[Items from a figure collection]
** Begin **
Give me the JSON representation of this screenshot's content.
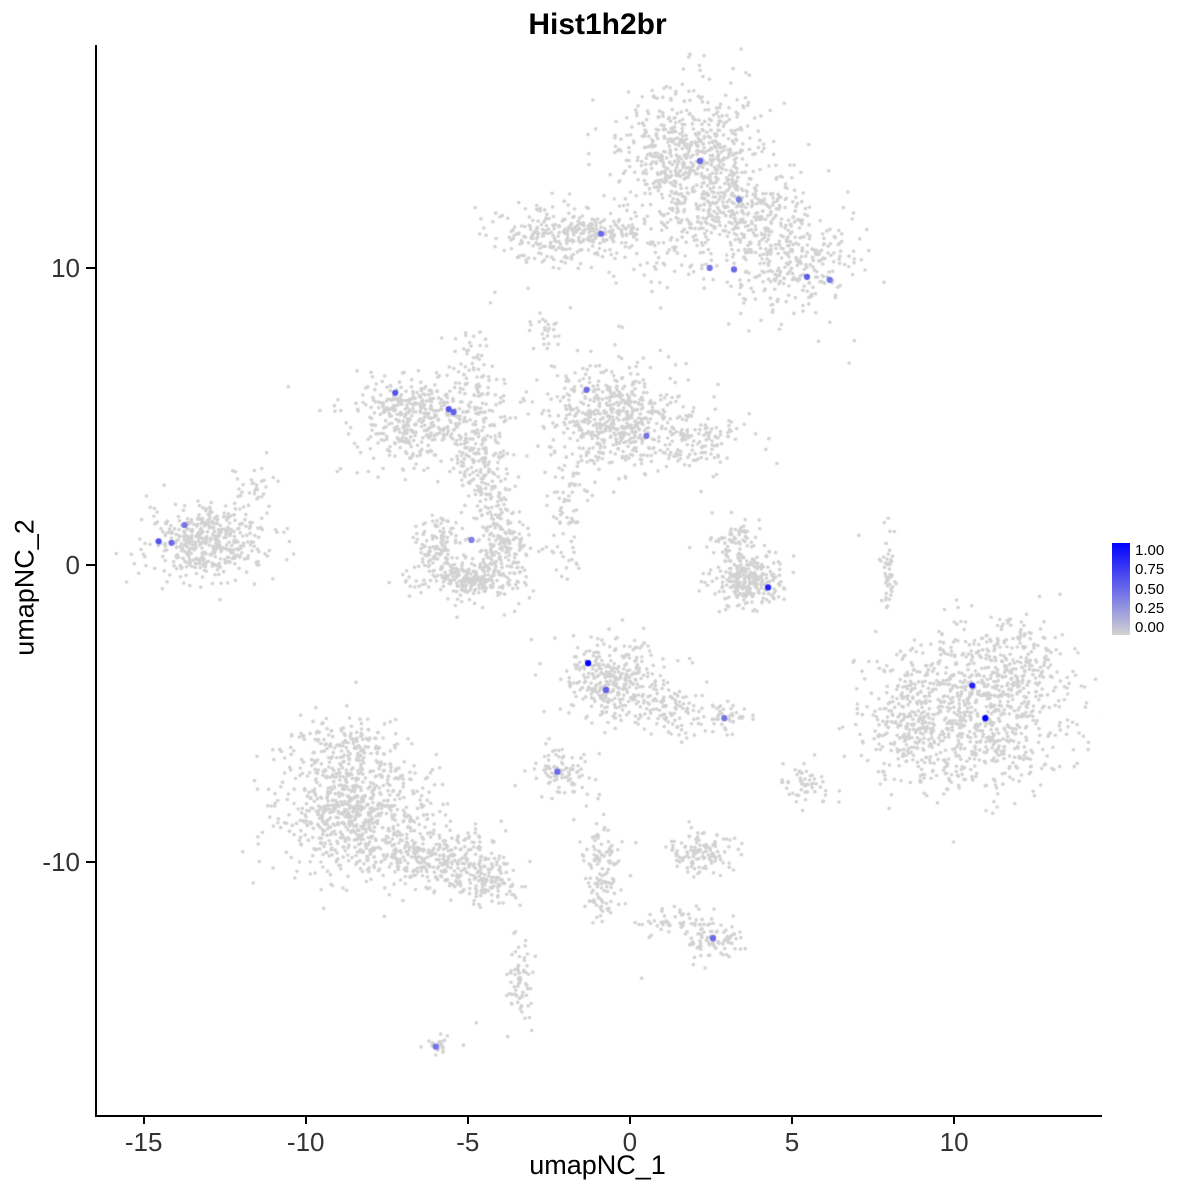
{
  "title": "Hist1h2br",
  "axes": {
    "x_label": "umapNC_1",
    "y_label": "umapNC_2",
    "x_ticks": [
      -15,
      -10,
      -5,
      0,
      5,
      10
    ],
    "y_ticks": [
      -10,
      0,
      10
    ]
  },
  "legend": {
    "labels": [
      "1.00",
      "0.75",
      "0.50",
      "0.25",
      "0.00"
    ],
    "color_high": "#0000FF",
    "color_low": "#D3D3D3"
  },
  "chart_data": {
    "type": "scatter",
    "title": "Hist1h2br",
    "xlabel": "umapNC_1",
    "ylabel": "umapNC_2",
    "xlim": [
      -16.5,
      14.5
    ],
    "ylim": [
      -18.5,
      17.5
    ],
    "grid": false,
    "legend_position": "right",
    "point_color_scale": {
      "low": "#D3D3D3",
      "high": "#0000FF",
      "domain": [
        0,
        1
      ]
    },
    "background_color": "#D2D2D2",
    "background_clusters": [
      {
        "name": "top-main-head",
        "cx": 1.8,
        "cy": 13.7,
        "sx": 1.1,
        "sy": 1.2,
        "n": 700
      },
      {
        "name": "top-main-arm",
        "cx": 3.5,
        "cy": 11.9,
        "sx": 0.9,
        "sy": 0.8,
        "n": 250
      },
      {
        "name": "top-right-lobe",
        "cx": 5.0,
        "cy": 10.3,
        "sx": 1.1,
        "sy": 0.9,
        "n": 300
      },
      {
        "name": "top-bridge-sparse",
        "cx": 1.0,
        "cy": 10.7,
        "sx": 1.0,
        "sy": 0.7,
        "n": 80
      },
      {
        "name": "upper-left-band",
        "cx": -2.3,
        "cy": 11.1,
        "sx": 1.0,
        "sy": 0.5,
        "n": 250
      },
      {
        "name": "upper-band-tail",
        "cx": -0.6,
        "cy": 11.2,
        "sx": 0.6,
        "sy": 0.25,
        "n": 60
      },
      {
        "name": "small-upper-bits",
        "cx": -2.7,
        "cy": 8.0,
        "sx": 0.3,
        "sy": 0.35,
        "n": 25
      },
      {
        "name": "midleft-ring",
        "cx": -6.6,
        "cy": 4.9,
        "sx": 1.0,
        "sy": 0.75,
        "n": 450
      },
      {
        "name": "midleft-right-lobe",
        "cx": -4.6,
        "cy": 3.4,
        "sx": 0.5,
        "sy": 1.3,
        "n": 180
      },
      {
        "name": "midleft-up-strand",
        "cx": -4.9,
        "cy": 6.5,
        "sx": 0.3,
        "sy": 0.8,
        "n": 60
      },
      {
        "name": "midleft-down-strand",
        "cx": -4.3,
        "cy": 2.3,
        "sx": 0.25,
        "sy": 1.0,
        "n": 70
      },
      {
        "name": "center-mid-main",
        "cx": -0.6,
        "cy": 5.0,
        "sx": 1.0,
        "sy": 0.9,
        "n": 550
      },
      {
        "name": "center-mid-tail",
        "cx": 1.8,
        "cy": 4.2,
        "sx": 0.9,
        "sy": 0.5,
        "n": 150
      },
      {
        "name": "center-down-strand",
        "cx": -2.0,
        "cy": 1.6,
        "sx": 0.3,
        "sy": 1.0,
        "n": 70
      },
      {
        "name": "far-left-main",
        "cx": -13.2,
        "cy": 0.8,
        "sx": 0.85,
        "sy": 0.6,
        "n": 380
      },
      {
        "name": "far-left-halo",
        "cx": -13.0,
        "cy": 0.7,
        "sx": 1.3,
        "sy": 0.9,
        "n": 80
      },
      {
        "name": "far-left-bits",
        "cx": -11.8,
        "cy": 2.7,
        "sx": 0.4,
        "sy": 0.3,
        "n": 30
      },
      {
        "name": "crescent-left",
        "cx": -5.9,
        "cy": 0.6,
        "sx": 0.35,
        "sy": 0.5,
        "n": 120
      },
      {
        "name": "crescent-right",
        "cx": -3.9,
        "cy": 0.7,
        "sx": 0.35,
        "sy": 0.5,
        "n": 120
      },
      {
        "name": "crescent-bottom",
        "cx": -4.9,
        "cy": -0.5,
        "sx": 0.8,
        "sy": 0.35,
        "n": 260
      },
      {
        "name": "right-center-main",
        "cx": 3.6,
        "cy": -0.5,
        "sx": 0.6,
        "sy": 0.5,
        "n": 280
      },
      {
        "name": "right-center-top",
        "cx": 3.2,
        "cy": 0.9,
        "sx": 0.35,
        "sy": 0.4,
        "n": 60
      },
      {
        "name": "thin-strand-right",
        "cx": 7.9,
        "cy": -0.2,
        "sx": 0.12,
        "sy": 0.65,
        "n": 50
      },
      {
        "name": "big-right-main",
        "cx": 10.4,
        "cy": -5.0,
        "sx": 1.5,
        "sy": 1.3,
        "n": 900
      },
      {
        "name": "big-right-arm",
        "cx": 11.7,
        "cy": -3.2,
        "sx": 0.8,
        "sy": 0.7,
        "n": 150
      },
      {
        "name": "big-right-left-edge",
        "cx": 8.5,
        "cy": -5.5,
        "sx": 0.5,
        "sy": 0.9,
        "n": 120
      },
      {
        "name": "center-lower-main",
        "cx": -0.5,
        "cy": -3.9,
        "sx": 0.8,
        "sy": 0.7,
        "n": 350
      },
      {
        "name": "center-lower-tail",
        "cx": 1.3,
        "cy": -5.0,
        "sx": 0.6,
        "sy": 0.4,
        "n": 90
      },
      {
        "name": "small-lower-left",
        "cx": -2.2,
        "cy": -6.9,
        "sx": 0.45,
        "sy": 0.4,
        "n": 90
      },
      {
        "name": "small-mid-dot-group",
        "cx": 2.9,
        "cy": -5.1,
        "sx": 0.3,
        "sy": 0.25,
        "n": 40
      },
      {
        "name": "bottom-left-main",
        "cx": -8.6,
        "cy": -8.2,
        "sx": 1.2,
        "sy": 1.1,
        "n": 800
      },
      {
        "name": "bottom-left-arm",
        "cx": -6.0,
        "cy": -9.9,
        "sx": 1.0,
        "sy": 0.55,
        "n": 300
      },
      {
        "name": "bottom-left-tail",
        "cx": -4.4,
        "cy": -10.6,
        "sx": 0.5,
        "sy": 0.4,
        "n": 120
      },
      {
        "name": "bottom-left-top",
        "cx": -8.9,
        "cy": -6.0,
        "sx": 0.8,
        "sy": 0.5,
        "n": 100
      },
      {
        "name": "bottom-strand",
        "cx": -0.9,
        "cy": -10.3,
        "sx": 0.3,
        "sy": 1.0,
        "n": 130
      },
      {
        "name": "bottom-small",
        "cx": 2.1,
        "cy": -9.7,
        "sx": 0.55,
        "sy": 0.35,
        "n": 120
      },
      {
        "name": "bottom-right-bits",
        "cx": 5.2,
        "cy": -7.4,
        "sx": 0.45,
        "sy": 0.4,
        "n": 50
      },
      {
        "name": "lowest-cluster",
        "cx": 2.5,
        "cy": -12.6,
        "sx": 0.45,
        "sy": 0.3,
        "n": 90
      },
      {
        "name": "lowest-bridge",
        "cx": 1.3,
        "cy": -12.0,
        "sx": 0.6,
        "sy": 0.25,
        "n": 50
      },
      {
        "name": "lowest-strand",
        "cx": -3.5,
        "cy": -14.2,
        "sx": 0.2,
        "sy": 0.7,
        "n": 70
      },
      {
        "name": "lowest-small",
        "cx": -5.9,
        "cy": -16.2,
        "sx": 0.3,
        "sy": 0.15,
        "n": 25
      }
    ],
    "stray_points": [
      [
        6.7,
        6.8
      ],
      [
        -10.6,
        6.0
      ],
      [
        -0.3,
        8.0
      ],
      [
        -4.8,
        -15.4
      ],
      [
        6.4,
        -7.6
      ],
      [
        7.0,
        1.0
      ],
      [
        -3.1,
        -2.5
      ],
      [
        0.3,
        -13.9
      ]
    ],
    "expressing_cells": [
      {
        "x": 2.1,
        "y": 13.6,
        "value": 0.5
      },
      {
        "x": 3.3,
        "y": 12.3,
        "value": 0.4
      },
      {
        "x": -0.95,
        "y": 11.15,
        "value": 0.5
      },
      {
        "x": 2.4,
        "y": 10.0,
        "value": 0.45
      },
      {
        "x": 3.15,
        "y": 9.95,
        "value": 0.5
      },
      {
        "x": 5.4,
        "y": 9.7,
        "value": 0.55
      },
      {
        "x": 6.1,
        "y": 9.6,
        "value": 0.45
      },
      {
        "x": -7.3,
        "y": 5.8,
        "value": 0.6
      },
      {
        "x": -5.65,
        "y": 5.25,
        "value": 0.6
      },
      {
        "x": -5.5,
        "y": 5.15,
        "value": 0.55
      },
      {
        "x": -1.4,
        "y": 5.9,
        "value": 0.5
      },
      {
        "x": 0.45,
        "y": 4.35,
        "value": 0.45
      },
      {
        "x": -13.8,
        "y": 1.35,
        "value": 0.45
      },
      {
        "x": -14.6,
        "y": 0.8,
        "value": 0.6
      },
      {
        "x": -14.2,
        "y": 0.75,
        "value": 0.5
      },
      {
        "x": -4.95,
        "y": 0.85,
        "value": 0.4
      },
      {
        "x": 4.2,
        "y": -0.75,
        "value": 0.85
      },
      {
        "x": -1.35,
        "y": -3.3,
        "value": 1.0
      },
      {
        "x": -0.8,
        "y": -4.2,
        "value": 0.55
      },
      {
        "x": 2.85,
        "y": -5.15,
        "value": 0.45
      },
      {
        "x": 10.5,
        "y": -4.05,
        "value": 0.85
      },
      {
        "x": 10.9,
        "y": -5.15,
        "value": 1.0
      },
      {
        "x": -2.3,
        "y": -6.95,
        "value": 0.5
      },
      {
        "x": 2.5,
        "y": -12.55,
        "value": 0.5
      },
      {
        "x": -6.05,
        "y": -16.2,
        "value": 0.45
      }
    ]
  }
}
** End **
→ **YOUR OBJECTIVE**: Count the lines of the material that include the word "upper", then state only the total.

→ **SOLUTION FOR THIS PROBLEM**: 3